__Listed records__.
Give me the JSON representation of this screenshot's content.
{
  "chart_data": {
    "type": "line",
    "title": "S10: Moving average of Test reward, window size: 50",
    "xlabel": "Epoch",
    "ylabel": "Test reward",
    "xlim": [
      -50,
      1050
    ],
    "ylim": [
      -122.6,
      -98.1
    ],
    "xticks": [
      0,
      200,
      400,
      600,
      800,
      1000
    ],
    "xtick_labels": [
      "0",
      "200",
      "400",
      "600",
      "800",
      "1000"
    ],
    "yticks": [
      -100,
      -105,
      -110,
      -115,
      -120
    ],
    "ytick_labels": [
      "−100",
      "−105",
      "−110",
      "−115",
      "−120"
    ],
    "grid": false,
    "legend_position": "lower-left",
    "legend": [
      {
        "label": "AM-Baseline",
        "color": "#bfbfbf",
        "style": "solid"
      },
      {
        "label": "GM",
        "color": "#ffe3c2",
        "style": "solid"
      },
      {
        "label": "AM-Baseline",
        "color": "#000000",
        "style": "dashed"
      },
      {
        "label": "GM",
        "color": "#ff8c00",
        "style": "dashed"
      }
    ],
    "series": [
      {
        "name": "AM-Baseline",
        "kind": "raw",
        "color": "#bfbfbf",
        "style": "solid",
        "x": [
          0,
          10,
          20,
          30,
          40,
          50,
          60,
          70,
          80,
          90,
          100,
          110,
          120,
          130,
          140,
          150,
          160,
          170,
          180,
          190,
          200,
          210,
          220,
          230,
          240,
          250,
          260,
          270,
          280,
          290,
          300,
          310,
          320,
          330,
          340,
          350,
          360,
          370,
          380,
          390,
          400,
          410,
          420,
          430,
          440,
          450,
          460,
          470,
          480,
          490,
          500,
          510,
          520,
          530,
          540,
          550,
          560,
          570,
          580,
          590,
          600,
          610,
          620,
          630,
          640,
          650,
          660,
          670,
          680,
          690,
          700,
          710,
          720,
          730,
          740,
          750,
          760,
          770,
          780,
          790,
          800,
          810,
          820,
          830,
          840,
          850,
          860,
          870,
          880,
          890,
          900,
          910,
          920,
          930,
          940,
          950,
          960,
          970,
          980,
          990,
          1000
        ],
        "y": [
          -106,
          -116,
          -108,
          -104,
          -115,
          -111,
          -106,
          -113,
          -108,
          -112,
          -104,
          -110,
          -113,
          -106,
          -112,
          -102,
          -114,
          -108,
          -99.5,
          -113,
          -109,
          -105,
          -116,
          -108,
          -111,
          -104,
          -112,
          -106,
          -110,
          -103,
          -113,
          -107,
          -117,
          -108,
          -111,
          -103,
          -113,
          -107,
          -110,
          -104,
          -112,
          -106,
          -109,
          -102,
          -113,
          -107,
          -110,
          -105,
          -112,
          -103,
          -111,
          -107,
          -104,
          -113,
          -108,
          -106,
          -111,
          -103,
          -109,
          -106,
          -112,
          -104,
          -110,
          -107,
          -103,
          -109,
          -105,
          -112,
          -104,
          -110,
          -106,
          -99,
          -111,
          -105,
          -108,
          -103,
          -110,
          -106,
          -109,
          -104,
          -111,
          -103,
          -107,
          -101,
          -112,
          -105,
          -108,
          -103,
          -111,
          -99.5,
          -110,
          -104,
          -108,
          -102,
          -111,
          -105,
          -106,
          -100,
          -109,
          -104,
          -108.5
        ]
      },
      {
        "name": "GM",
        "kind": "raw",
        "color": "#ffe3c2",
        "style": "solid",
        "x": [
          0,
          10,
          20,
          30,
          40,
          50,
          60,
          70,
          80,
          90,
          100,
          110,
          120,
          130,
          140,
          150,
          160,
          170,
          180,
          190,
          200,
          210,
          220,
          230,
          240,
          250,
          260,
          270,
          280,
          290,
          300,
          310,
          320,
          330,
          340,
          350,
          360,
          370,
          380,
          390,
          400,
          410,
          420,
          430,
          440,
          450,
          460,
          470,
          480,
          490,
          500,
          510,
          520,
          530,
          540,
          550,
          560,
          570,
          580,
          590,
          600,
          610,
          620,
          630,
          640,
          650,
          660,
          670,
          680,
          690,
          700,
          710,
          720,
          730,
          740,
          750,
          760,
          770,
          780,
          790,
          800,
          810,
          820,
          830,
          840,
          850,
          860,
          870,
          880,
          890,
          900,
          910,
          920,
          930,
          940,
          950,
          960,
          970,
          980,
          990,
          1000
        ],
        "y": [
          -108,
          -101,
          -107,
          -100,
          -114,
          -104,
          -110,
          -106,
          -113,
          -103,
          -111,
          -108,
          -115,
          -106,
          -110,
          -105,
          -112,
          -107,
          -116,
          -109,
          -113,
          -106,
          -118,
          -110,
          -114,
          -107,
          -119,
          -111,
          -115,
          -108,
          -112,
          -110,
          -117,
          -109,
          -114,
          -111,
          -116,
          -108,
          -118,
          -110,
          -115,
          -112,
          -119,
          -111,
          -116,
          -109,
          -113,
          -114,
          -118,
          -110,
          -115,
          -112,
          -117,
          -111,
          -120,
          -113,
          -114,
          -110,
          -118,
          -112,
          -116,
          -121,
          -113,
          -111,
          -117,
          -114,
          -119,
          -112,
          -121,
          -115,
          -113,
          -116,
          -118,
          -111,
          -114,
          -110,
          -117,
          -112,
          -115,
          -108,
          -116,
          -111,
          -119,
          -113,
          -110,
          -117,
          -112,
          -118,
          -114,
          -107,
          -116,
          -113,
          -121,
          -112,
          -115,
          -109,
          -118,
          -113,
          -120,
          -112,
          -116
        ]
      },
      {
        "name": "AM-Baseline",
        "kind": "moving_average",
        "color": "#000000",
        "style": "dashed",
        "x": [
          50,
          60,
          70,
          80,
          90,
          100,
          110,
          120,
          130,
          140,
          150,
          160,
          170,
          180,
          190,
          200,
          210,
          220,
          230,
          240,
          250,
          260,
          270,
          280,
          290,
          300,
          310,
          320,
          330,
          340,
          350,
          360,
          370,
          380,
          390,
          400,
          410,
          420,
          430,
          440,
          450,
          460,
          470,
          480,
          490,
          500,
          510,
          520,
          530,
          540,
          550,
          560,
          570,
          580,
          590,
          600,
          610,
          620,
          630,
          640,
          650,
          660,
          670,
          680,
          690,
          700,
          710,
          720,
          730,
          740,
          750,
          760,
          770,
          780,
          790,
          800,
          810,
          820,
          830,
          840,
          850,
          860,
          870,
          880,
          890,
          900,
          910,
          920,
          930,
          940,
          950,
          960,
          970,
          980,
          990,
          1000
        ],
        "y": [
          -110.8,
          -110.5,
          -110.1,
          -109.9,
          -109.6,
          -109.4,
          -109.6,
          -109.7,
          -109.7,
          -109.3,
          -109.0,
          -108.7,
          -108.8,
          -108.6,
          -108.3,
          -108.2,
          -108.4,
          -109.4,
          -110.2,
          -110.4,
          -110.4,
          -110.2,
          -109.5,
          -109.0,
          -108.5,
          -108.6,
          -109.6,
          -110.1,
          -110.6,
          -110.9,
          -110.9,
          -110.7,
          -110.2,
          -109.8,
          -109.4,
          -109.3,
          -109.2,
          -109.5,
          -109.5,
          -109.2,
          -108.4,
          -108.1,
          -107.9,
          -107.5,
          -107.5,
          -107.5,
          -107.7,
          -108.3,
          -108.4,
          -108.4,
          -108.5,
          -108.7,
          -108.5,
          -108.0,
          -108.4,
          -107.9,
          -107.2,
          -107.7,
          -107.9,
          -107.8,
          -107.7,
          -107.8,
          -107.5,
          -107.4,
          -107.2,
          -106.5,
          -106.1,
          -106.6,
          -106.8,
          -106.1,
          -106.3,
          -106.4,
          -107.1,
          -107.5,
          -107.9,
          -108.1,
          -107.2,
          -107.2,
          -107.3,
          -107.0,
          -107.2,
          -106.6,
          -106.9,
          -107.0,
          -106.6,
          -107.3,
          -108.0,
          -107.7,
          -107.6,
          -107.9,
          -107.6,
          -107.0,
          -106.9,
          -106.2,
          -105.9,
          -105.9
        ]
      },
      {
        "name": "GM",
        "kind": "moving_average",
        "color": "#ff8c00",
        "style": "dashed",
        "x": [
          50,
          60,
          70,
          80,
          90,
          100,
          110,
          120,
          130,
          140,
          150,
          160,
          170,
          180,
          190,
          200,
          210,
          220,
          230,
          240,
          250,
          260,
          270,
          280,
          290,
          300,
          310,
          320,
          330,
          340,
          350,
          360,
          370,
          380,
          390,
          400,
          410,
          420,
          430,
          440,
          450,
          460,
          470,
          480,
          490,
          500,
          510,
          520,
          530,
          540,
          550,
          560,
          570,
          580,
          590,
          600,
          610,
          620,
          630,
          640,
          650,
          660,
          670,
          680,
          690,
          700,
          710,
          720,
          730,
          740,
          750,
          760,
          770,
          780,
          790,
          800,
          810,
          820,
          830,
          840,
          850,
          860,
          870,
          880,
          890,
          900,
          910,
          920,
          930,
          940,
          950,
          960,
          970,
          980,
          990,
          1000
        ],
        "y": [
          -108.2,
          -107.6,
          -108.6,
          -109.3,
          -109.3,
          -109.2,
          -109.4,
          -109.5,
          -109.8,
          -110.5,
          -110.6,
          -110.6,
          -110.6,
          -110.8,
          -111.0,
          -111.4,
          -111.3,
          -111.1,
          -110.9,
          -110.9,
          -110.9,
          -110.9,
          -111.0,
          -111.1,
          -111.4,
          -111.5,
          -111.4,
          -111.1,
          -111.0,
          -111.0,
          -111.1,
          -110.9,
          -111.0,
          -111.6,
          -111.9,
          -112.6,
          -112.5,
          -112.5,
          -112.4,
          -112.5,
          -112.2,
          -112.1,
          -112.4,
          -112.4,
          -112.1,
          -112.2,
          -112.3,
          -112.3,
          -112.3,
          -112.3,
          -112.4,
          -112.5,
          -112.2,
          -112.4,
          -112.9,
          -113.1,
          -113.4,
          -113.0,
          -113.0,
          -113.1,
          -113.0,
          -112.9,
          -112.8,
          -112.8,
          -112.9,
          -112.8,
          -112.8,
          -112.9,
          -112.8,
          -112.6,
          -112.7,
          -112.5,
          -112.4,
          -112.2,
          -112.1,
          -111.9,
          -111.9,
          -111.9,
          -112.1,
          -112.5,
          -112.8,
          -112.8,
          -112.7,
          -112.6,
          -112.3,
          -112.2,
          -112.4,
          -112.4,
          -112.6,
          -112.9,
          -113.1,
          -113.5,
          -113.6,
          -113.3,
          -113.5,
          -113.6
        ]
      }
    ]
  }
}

__Exercise task__. Report only how many lines in the entries contain "reward".

__Output of the exercise__. 2